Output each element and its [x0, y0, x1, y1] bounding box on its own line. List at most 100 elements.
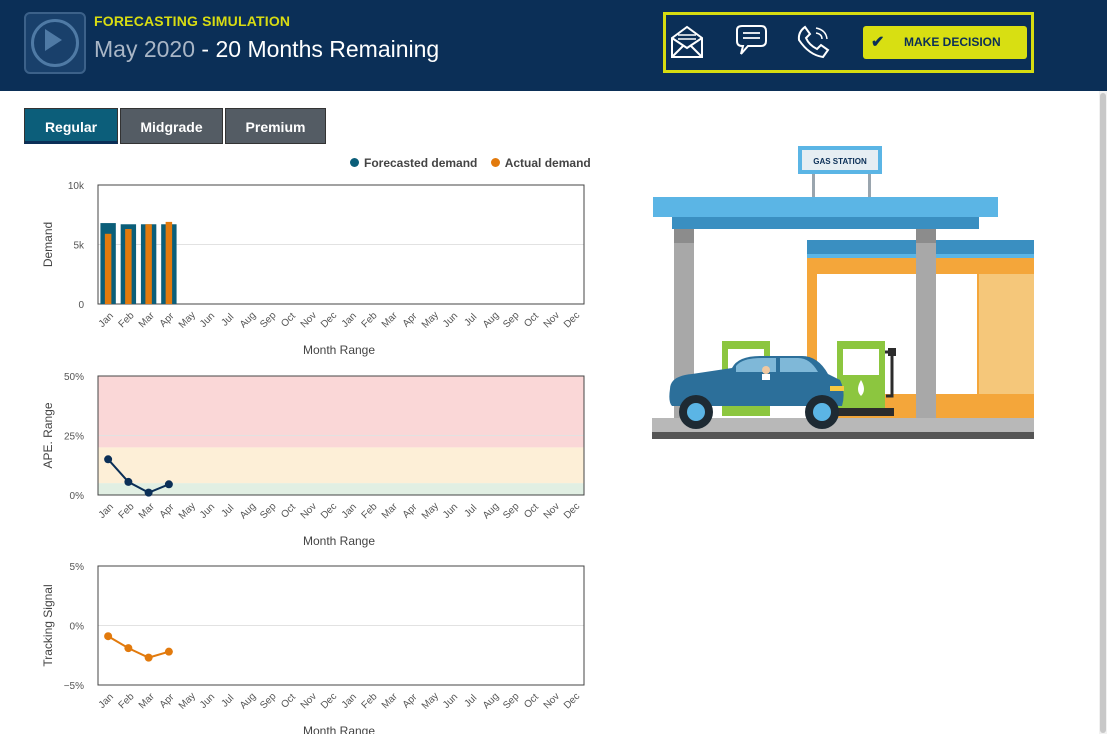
x-tick-label: Dec [562, 501, 582, 521]
x-tick-label: Feb [117, 691, 137, 711]
x-axis-title: Month Range [303, 534, 375, 548]
vertical-scrollbar[interactable] [1099, 91, 1107, 734]
x-tick-label: Oct [522, 502, 541, 521]
y-axis-title: APE. Range [41, 402, 55, 468]
x-tick-label: Jul [462, 312, 479, 329]
x-tick-label: Apr [401, 310, 420, 329]
y-tick-label: 10k [68, 181, 85, 192]
make-decision-button[interactable]: ✔ MAKE DECISION [863, 26, 1027, 59]
scrollbar-thumb[interactable] [1100, 93, 1106, 733]
x-tick-label: Nov [299, 310, 319, 330]
data-point [144, 488, 153, 497]
x-tick-label: Feb [360, 310, 380, 330]
months-remaining: 20 Months Remaining [215, 36, 440, 62]
data-point [124, 477, 133, 486]
legend-actual[interactable]: Actual demand [490, 156, 591, 170]
x-tick-label: Jan [97, 692, 116, 711]
actions-toolbar: ✔ MAKE DECISION [663, 12, 1034, 73]
x-tick-label: Nov [299, 691, 319, 711]
x-tick-label: Jun [198, 502, 217, 521]
chart-legend: Forecasted demand Actual demand [350, 156, 601, 170]
x-tick-label: May [177, 691, 198, 712]
y-tick-label: 25% [64, 432, 84, 443]
x-tick-label: Oct [279, 311, 298, 330]
page-title: May 2020 - 20 Months Remaining [94, 36, 439, 63]
x-tick-label: Feb [360, 691, 380, 711]
actual-bar [165, 221, 173, 304]
x-tick-label: May [177, 310, 198, 331]
x-tick-label: Oct [522, 311, 541, 330]
x-tick-label: Apr [158, 310, 177, 329]
range-band-1 [98, 447, 584, 484]
y-tick-label: 0% [70, 491, 85, 502]
x-tick-label: Dec [319, 310, 339, 330]
x-tick-label: Sep [258, 501, 279, 522]
envelope-icon[interactable] [669, 24, 705, 60]
x-tick-label: Oct [522, 692, 541, 711]
actual-bar [145, 224, 152, 304]
simulation-label: FORECASTING SIMULATION [94, 13, 291, 29]
data-point [144, 653, 153, 662]
tab-premium[interactable]: Premium [225, 108, 326, 144]
play-triangle [45, 29, 62, 51]
x-tick-label: Jun [441, 311, 460, 330]
y-tick-label: 0 [78, 300, 84, 311]
check-icon: ✔ [871, 34, 885, 51]
x-tick-label: Apr [158, 501, 177, 520]
x-tick-label: Jan [97, 502, 116, 521]
x-tick-label: Sep [258, 691, 279, 712]
x-tick-label: Jan [340, 311, 359, 330]
current-date: May 2020 [94, 36, 196, 62]
chat-bubble-icon[interactable] [733, 24, 769, 60]
make-decision-label: MAKE DECISION [904, 35, 1001, 49]
series-line [107, 635, 170, 659]
tab-regular[interactable]: Regular [24, 108, 118, 144]
data-point [104, 632, 113, 641]
phone-icon[interactable] [795, 24, 831, 60]
legend-forecast[interactable]: Forecasted demand [350, 156, 477, 170]
x-tick-label: Jun [198, 692, 217, 711]
gas-station-illustration: GAS STATION [652, 146, 1034, 439]
x-axis-title: Month Range [303, 724, 375, 734]
x-tick-label: Jul [462, 503, 479, 520]
x-tick-label: May [420, 310, 441, 331]
x-tick-label: Sep [258, 310, 279, 331]
x-tick-label: Nov [542, 691, 562, 711]
x-tick-label: Mar [137, 691, 157, 711]
x-axis-title: Month Range [303, 343, 375, 357]
x-tick-label: Aug [481, 691, 501, 711]
data-point [124, 644, 133, 653]
x-tick-label: Nov [299, 501, 319, 521]
play-button[interactable] [24, 12, 86, 74]
data-point [164, 480, 173, 489]
x-tick-label: Mar [137, 310, 157, 330]
x-tick-label: May [177, 501, 198, 522]
x-tick-label: Jan [340, 502, 359, 521]
x-tick-label: Feb [360, 501, 380, 521]
x-tick-label: Oct [279, 502, 298, 521]
x-tick-label: Mar [380, 501, 400, 521]
y-axis-title: Demand [41, 222, 55, 267]
ape-chart: 0%25%50%Jan Feb Mar Apr May Jun Jul Aug Sep Oct No… [41, 372, 585, 548]
range-band-2 [98, 376, 584, 448]
y-axis-title: Tracking Signal [41, 584, 55, 666]
y-tick-label: −5% [64, 681, 84, 692]
x-tick-label: Apr [401, 501, 420, 520]
x-tick-label: Jul [462, 693, 479, 710]
y-tick-label: 50% [64, 372, 84, 383]
x-tick-label: Jan [340, 692, 359, 711]
x-tick-label: Oct [279, 692, 298, 711]
x-tick-label: Jul [219, 693, 236, 710]
x-tick-label: Aug [481, 501, 501, 521]
x-tick-label: Aug [481, 310, 501, 330]
tab-midgrade[interactable]: Midgrade [120, 108, 223, 144]
x-tick-label: Dec [319, 691, 339, 711]
x-tick-label: Nov [542, 501, 562, 521]
x-tick-label: Jun [441, 692, 460, 711]
x-tick-label: Nov [542, 310, 562, 330]
x-tick-label: Aug [238, 310, 258, 330]
x-tick-label: Jan [97, 311, 116, 330]
y-tick-label: 5k [73, 241, 85, 252]
x-tick-label: Mar [380, 310, 400, 330]
actual-bar [104, 233, 112, 304]
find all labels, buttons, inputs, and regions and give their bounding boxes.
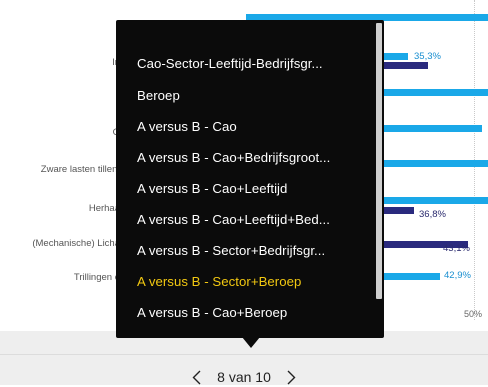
menu-item-selected[interactable]: A versus B - Sector+Beroep	[137, 274, 301, 289]
bar-dark	[380, 62, 428, 69]
menu-item[interactable]: A versus B - Cao+Beroep	[137, 305, 287, 320]
bar-light	[380, 89, 488, 96]
value-label: 43,1%	[443, 243, 470, 254]
menu-pointer-caret	[242, 337, 260, 348]
bar-light	[380, 273, 440, 280]
value-label: 36,8%	[419, 209, 446, 220]
footer-divider	[0, 354, 488, 355]
menu-item[interactable]: A versus B - Cao	[137, 119, 237, 134]
page-indicator: 8 van 10	[217, 369, 271, 385]
menu-item[interactable]: Cao-Sector-Leeftijd-Bedrijfsgr...	[137, 56, 323, 71]
value-label: 42,9%	[444, 270, 471, 281]
menu-item[interactable]: A versus B - Cao+Leeftijd+Bed...	[137, 212, 330, 227]
row-label: (Mechanische) Licha	[32, 238, 120, 249]
menu-item[interactable]: A versus B - Cao+Leeftijd	[137, 181, 287, 196]
row-label: Zware lasten tillen,	[40, 164, 120, 175]
bar-light	[380, 160, 488, 167]
menu-item[interactable]: A versus B - Sector+Bedrijfsgr...	[137, 243, 325, 258]
pager: 8 van 10	[0, 367, 488, 387]
row-label: Trillingen o	[73, 272, 120, 283]
bar-light	[380, 53, 408, 60]
page-dropdown-menu: Cao-Sector-Leeftijd-Bedrijfsgr... Beroep…	[116, 20, 384, 338]
bar-dark	[380, 207, 414, 214]
chevron-right-icon[interactable]	[285, 368, 299, 386]
bar-light	[380, 125, 482, 132]
bar-light	[380, 197, 488, 204]
menu-scrollbar[interactable]	[376, 23, 382, 299]
menu-item[interactable]: A versus B - Cao+Bedrijfsgroot...	[137, 150, 330, 165]
value-label: 35,3%	[414, 51, 441, 62]
axis-tick-label: 50%	[464, 309, 483, 319]
menu-item[interactable]: Beroep	[137, 88, 180, 103]
chevron-left-icon[interactable]	[189, 368, 203, 386]
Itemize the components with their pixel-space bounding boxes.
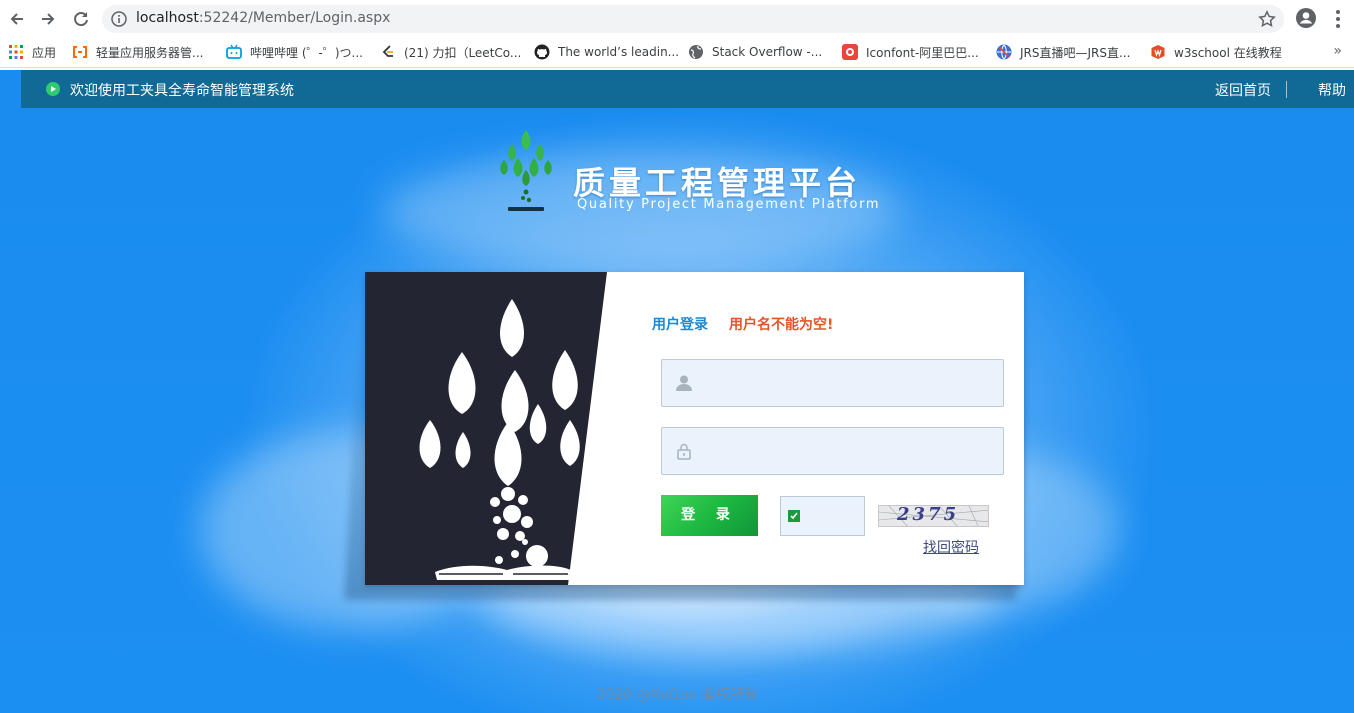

══════

Goal of the exercise =
Pull out every line of the entries above that contains the string "MAKE", matching case exactly.

Full solution =
make-decision-button[interactable]: ✔ MAKE DECISION [863, 26, 1027, 59]
actions-toolbar: ✔ MAKE DECISION [663, 12, 1034, 73]
make-decision-label: MAKE DECISION [904, 35, 1001, 49]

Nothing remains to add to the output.